→ **Using the information**:
1 > List the three people the text on the Jaipur Literature Festival names as taking part in the session moderated by Basharat Peer.
2 > Repeat word for word the passage of the text on the Jaipur Literature Festival starting with "But never mind" and going on through "I could attend.".

→ **Text under study**:
------------------------
Having spent a few hours at my first Jaipur Literature Festival, I’m very sure of two things. One, having walked into a loo at the precise moment when Tina Brown was in it – hey, she shouldn’t have kept the doors parted and unlatched – my chances of landing a gig with The Daily Beast are, shall we say, limited. Two, if there’s a brown author from the subcontinent whose writing you like, you should make sure that there is no way on earth you ever hear them speak (unless it’s me, naturally; but don’t worry, my publisher will make sure no such occasion ever arises). Especially if they’re in conversation with a smart non-brown person.
At the Jaipur Literature Festival, many of the luminaries were foreign writers and journalists. The ones I saw were all fabulous and matching their lovesomeness was the baffling ineptitude of the South Asian moderators, particularly the Indians. I know moderating is not easy but honestly, if the Indian moderators could relax and/or evince just a little more curiosity about the panelists, rather than being entirely focussed on showcasing how cool they themselves are, the sessions would have been so much better. And for heaven’s sake, stop slouching in the chair. I’m not sure if it’s got something to do with the balance of melanin in our skin but one lick of fame and Indian literary figures seem to become poncy, silly or boring. The actor Rahul Bose, being a man of special skills, managed to be all three while chatting with director Stephen Frears but fortunately we have not yet reached that stage at which Bose is considered literary. Omair Ahmad, whose A Storyteller’s Tale I liked so much, proved to be one of those annoying people who loves the sound of his own voice and talks in incomprehensible sentences so that he can keep talking for as long as possible. Under the pretext of asking the charming Niall Ferguson a question, Ahmad would mummify his audience with his unending observations uttered in a weird almost-American accent. Ugh. I’m not sure this was better than having to see Basharat Peer moderate a session with Steve Coll, Lawrence Wright and Max Rodenbeck. Peer had about as much expression and insight as a piece of driftwood that has been fossilised for centuries and then dropped in a vat of chloroform. But I suppose he deserves brownie points for at least keeping his fumbling questions short. And almost 24 hours later, I still can’t get over the fact that Shazia Omar, who wrote Like A Diamond In The Sky and incidentally had a close shave on 9/11, sounds like a Valley girl. While introducing Lawrence Wright, she described how she got away from the World Trade Centre before it collapsed and then said of 9/11, “It was, like, a life-changing moment for me. Really, it was a really big moment.” No shit, Sherlock.
But never mind these people or the fact that this year the Jaipur Literature Festival was, as someone neatly put it, “like a college fest with famous and/or randy 40-somethings”. I had an amazing time bounding from tent to tent and listening to some absolutely awesome people. And now that I’ve got most of the rant off my chest, over the course of the week I’ll put up the notes I took at the sessions that I could attend.
------------------------
[Structured page parsing data]
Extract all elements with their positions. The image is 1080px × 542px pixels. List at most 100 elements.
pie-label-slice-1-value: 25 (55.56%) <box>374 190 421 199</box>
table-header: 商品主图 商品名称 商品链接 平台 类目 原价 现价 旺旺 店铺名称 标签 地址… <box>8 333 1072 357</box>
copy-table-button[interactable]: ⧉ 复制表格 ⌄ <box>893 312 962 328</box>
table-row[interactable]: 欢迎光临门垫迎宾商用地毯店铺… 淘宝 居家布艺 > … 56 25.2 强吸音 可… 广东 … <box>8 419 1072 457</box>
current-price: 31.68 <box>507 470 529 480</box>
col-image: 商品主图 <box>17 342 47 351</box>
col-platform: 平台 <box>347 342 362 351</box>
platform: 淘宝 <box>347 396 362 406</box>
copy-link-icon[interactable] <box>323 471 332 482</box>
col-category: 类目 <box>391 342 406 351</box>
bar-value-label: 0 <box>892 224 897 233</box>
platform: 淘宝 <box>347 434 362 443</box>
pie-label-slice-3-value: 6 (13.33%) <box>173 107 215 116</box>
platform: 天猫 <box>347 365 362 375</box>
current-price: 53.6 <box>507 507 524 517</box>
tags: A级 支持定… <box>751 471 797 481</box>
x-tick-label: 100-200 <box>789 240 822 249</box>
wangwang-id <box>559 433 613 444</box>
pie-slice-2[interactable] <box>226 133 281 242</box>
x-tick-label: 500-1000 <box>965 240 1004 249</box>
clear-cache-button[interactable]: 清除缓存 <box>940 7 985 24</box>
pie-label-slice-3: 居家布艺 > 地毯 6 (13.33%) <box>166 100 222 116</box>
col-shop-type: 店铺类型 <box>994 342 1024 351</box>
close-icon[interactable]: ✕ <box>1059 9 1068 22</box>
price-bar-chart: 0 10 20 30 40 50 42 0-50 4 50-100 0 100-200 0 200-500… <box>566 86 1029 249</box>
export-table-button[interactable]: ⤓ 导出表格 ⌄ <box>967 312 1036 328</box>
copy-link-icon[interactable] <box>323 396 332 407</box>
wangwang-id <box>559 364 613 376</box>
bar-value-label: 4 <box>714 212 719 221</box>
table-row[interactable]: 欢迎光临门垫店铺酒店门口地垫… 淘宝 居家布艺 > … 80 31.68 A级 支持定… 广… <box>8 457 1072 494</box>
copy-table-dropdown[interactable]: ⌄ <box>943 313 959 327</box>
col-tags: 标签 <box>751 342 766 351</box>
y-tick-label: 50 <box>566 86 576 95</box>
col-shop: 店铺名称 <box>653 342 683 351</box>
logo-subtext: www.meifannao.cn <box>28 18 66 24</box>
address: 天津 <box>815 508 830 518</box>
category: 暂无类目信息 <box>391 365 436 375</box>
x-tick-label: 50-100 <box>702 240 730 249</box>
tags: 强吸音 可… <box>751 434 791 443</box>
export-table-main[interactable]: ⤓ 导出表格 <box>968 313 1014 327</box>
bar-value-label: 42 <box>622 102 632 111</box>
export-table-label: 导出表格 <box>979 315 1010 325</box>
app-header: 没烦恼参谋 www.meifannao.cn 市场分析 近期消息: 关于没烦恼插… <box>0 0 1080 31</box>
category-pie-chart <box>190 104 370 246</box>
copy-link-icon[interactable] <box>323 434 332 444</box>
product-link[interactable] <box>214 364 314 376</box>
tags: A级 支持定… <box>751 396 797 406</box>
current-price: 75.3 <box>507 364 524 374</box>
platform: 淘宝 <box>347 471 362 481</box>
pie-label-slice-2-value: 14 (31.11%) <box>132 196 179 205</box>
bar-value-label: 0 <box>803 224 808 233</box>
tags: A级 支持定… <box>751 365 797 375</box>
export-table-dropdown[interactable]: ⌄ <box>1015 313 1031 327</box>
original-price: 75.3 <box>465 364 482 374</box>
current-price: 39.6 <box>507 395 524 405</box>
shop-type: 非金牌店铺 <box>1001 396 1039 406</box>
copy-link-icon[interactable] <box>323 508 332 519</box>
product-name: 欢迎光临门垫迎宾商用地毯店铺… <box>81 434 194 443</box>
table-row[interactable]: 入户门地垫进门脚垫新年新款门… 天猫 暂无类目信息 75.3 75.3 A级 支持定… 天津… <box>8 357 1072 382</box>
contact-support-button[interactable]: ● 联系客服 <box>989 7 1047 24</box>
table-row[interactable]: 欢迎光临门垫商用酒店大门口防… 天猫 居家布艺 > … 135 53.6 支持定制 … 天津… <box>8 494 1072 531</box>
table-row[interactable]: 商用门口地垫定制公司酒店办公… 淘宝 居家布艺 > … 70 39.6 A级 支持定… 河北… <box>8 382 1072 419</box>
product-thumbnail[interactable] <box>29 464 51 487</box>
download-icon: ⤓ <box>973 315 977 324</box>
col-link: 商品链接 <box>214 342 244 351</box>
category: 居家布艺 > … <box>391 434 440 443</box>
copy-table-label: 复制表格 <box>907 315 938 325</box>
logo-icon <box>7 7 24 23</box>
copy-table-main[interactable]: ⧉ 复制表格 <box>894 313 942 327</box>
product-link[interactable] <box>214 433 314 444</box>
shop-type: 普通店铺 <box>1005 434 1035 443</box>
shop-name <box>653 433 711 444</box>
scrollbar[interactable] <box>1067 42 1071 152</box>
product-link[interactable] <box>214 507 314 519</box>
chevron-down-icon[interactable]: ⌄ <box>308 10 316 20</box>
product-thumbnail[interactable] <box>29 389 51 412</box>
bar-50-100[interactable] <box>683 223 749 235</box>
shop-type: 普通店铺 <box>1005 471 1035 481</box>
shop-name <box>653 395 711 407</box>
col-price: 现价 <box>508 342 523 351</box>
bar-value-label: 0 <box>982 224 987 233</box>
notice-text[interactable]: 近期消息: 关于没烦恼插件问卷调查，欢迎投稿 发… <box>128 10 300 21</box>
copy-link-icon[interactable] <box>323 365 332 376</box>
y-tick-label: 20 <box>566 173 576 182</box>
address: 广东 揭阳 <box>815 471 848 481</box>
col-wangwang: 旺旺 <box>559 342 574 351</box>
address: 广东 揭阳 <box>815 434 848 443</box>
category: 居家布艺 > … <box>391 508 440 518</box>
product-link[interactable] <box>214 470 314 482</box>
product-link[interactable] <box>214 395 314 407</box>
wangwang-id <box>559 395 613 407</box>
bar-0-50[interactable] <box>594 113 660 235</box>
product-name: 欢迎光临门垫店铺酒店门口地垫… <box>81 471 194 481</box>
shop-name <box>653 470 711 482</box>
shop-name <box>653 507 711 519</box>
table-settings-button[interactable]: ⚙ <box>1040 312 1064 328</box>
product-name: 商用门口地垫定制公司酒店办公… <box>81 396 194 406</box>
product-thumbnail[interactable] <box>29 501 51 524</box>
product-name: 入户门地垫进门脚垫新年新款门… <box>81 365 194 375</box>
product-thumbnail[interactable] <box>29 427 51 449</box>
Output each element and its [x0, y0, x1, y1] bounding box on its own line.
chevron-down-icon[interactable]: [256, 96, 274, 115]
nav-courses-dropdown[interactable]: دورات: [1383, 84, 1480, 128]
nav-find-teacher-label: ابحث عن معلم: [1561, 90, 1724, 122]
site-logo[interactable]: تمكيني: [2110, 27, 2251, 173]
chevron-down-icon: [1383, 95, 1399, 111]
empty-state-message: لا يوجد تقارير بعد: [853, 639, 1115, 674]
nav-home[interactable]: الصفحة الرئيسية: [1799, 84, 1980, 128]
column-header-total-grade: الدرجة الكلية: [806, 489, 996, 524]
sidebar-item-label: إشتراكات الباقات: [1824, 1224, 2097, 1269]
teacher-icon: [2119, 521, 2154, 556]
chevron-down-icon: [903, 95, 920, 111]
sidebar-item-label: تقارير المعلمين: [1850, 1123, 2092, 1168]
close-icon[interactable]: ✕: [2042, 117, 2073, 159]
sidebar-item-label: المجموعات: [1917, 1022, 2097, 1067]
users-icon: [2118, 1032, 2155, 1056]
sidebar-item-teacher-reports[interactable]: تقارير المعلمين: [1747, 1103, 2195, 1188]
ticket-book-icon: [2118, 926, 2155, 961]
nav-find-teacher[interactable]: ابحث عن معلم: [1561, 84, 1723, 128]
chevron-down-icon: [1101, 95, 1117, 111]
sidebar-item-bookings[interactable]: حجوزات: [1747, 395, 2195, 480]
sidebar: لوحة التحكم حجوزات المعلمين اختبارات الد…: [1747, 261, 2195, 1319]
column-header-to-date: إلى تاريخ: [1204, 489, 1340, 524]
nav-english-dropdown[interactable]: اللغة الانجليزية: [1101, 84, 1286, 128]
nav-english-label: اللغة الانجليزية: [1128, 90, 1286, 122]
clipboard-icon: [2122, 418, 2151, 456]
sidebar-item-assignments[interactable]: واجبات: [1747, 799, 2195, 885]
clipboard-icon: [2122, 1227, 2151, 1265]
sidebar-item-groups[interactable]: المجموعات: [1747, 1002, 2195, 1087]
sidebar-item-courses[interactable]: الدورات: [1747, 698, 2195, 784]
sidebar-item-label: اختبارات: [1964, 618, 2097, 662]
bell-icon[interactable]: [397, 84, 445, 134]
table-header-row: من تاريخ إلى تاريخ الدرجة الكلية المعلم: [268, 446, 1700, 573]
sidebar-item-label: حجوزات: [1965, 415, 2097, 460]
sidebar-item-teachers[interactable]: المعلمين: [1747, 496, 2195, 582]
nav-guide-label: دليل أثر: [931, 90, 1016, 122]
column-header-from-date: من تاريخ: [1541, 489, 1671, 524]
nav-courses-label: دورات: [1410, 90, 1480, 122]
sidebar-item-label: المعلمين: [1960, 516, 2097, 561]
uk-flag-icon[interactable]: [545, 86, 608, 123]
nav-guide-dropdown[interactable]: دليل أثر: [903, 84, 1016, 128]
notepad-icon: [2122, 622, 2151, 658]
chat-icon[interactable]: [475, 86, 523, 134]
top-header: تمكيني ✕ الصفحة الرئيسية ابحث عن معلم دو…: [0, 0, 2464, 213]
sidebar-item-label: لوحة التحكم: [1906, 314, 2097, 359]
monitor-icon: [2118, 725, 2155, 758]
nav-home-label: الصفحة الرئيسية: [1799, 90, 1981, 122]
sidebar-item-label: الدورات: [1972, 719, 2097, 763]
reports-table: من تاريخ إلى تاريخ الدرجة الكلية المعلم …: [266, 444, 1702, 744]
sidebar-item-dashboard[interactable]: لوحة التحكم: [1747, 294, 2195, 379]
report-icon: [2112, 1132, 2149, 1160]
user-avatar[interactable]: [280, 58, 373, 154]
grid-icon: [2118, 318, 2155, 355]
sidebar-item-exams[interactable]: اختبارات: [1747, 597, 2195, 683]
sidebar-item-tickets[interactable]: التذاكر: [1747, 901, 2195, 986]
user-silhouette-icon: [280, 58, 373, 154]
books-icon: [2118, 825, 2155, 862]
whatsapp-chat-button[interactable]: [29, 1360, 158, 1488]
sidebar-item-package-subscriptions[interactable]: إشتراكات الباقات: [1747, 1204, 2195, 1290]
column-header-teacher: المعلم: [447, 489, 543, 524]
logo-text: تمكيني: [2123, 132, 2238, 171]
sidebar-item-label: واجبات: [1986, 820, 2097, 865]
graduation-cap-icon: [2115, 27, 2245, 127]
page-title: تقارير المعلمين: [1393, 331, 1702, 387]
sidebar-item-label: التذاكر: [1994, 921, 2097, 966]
------------------------
→ **Solutions**:
1 > Steve Coll, Lawrence Wright, Max Rodenbeck

2 >
But never mind these people or the fact that this year the Jaipur Literature Festival was, as someone neatly put it, “like a college fest with famous and/or randy 40-somethings”. I had an amazing time bounding from tent to tent and listening to some absolutely awesome people. And now that I’ve got most of the rant off my chest, over the course of the week I’ll put up the notes I took at the sessions that I could attend.